>>>>>
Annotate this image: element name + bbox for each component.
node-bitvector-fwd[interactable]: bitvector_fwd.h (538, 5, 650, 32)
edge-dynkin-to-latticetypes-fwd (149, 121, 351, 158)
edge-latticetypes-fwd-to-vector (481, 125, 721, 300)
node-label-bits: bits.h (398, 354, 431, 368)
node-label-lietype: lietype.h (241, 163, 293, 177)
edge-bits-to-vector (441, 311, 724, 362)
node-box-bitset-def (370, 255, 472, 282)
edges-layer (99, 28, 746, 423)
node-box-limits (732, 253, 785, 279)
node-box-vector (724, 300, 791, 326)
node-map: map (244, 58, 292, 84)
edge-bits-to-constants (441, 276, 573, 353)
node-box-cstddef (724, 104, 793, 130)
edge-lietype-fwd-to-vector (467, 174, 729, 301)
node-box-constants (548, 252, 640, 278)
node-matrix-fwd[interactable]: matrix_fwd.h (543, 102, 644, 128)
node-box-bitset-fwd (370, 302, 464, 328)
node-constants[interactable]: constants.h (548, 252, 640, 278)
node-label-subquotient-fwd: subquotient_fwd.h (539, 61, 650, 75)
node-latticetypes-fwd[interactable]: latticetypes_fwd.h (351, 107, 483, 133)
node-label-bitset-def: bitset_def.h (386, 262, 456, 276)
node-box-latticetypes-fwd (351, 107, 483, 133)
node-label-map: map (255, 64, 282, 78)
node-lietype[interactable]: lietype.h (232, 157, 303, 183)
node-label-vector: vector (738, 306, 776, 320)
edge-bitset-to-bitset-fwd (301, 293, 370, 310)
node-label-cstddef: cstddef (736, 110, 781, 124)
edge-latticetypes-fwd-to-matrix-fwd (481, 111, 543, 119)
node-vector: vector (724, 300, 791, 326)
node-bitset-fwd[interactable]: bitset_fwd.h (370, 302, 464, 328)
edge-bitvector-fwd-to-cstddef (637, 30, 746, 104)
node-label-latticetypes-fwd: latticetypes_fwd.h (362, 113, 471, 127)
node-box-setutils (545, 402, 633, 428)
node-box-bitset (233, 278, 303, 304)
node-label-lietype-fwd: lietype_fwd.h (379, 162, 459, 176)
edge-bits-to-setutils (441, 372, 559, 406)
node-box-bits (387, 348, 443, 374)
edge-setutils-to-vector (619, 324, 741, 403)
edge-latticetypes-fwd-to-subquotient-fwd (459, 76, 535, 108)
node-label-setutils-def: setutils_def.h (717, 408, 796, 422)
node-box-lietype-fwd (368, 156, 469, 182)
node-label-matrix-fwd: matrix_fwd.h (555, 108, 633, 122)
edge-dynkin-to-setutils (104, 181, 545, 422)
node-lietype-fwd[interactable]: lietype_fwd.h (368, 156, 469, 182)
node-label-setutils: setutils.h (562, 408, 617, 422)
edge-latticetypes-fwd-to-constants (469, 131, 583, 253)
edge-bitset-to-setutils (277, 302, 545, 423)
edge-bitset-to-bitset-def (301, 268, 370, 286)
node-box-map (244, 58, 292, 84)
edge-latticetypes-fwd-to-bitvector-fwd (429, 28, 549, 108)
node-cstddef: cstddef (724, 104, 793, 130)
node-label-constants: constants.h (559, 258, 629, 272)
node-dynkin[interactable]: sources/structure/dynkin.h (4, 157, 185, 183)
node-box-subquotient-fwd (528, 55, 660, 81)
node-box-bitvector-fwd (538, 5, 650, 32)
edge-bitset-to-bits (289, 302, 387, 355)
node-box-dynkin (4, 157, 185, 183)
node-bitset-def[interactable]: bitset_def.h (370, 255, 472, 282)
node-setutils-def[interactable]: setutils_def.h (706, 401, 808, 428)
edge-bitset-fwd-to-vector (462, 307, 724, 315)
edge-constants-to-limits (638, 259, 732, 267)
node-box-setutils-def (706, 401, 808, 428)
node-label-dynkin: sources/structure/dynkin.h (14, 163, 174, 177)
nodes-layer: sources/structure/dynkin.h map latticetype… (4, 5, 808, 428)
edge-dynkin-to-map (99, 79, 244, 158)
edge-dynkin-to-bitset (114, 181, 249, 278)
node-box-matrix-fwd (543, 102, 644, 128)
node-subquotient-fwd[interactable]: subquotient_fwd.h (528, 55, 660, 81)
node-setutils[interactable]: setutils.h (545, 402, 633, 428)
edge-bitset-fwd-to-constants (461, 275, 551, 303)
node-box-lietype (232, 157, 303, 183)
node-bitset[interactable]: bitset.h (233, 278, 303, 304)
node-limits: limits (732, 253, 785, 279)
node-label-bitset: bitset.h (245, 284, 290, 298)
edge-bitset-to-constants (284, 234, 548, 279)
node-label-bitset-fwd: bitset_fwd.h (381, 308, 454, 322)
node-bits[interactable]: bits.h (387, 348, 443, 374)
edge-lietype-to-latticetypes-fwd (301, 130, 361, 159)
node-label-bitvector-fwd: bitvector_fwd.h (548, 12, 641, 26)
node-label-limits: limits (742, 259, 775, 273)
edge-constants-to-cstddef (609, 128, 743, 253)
<<<<<
# Goal of the exercise:
How many lines in the entries above contain the string "constants", with case counting? Reply with the number alone.

# Answer to this task:
9